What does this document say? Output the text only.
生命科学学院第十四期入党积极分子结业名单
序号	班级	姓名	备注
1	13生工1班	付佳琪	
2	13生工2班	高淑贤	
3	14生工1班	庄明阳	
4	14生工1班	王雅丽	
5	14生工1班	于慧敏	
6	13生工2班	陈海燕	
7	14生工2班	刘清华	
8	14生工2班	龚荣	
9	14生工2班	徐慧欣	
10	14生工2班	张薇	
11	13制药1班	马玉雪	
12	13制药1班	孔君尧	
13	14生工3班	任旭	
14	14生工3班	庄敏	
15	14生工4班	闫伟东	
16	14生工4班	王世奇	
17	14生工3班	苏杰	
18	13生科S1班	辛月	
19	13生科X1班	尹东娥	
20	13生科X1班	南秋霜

+++

> **EXERCISE AIM**
Restate the listing above word for word.

> **COMPLETE RESPONSE**
What does this document say? Output the text only.
生命科学学院第十四期入党积极分子结业名单
序号	班级	姓名	备注
1	13生工1班	付佳琪	
2	13生工2班	高淑贤	
3	14生工1班	庄明阳	
4	14生工1班	王雅丽	
5	14生工1班	于慧敏	
6	13生工2班	陈海燕	
7	14生工2班	刘清华	
8	14生工2班	龚荣	
9	14生工2班	徐慧欣	
10	14生工2班	张薇	
11	13制药1班	马玉雪	
12	13制药1班	孔君尧	
13	14生工3班	任旭	
14	14生工3班	庄敏	
15	14生工4班	闫伟东	
16	14生工4班	王世奇	
17	14生工3班	苏杰	
18	13生科S1班	辛月	
19	13生科X1班	尹东娥	
20	13生科X1班	南秋霜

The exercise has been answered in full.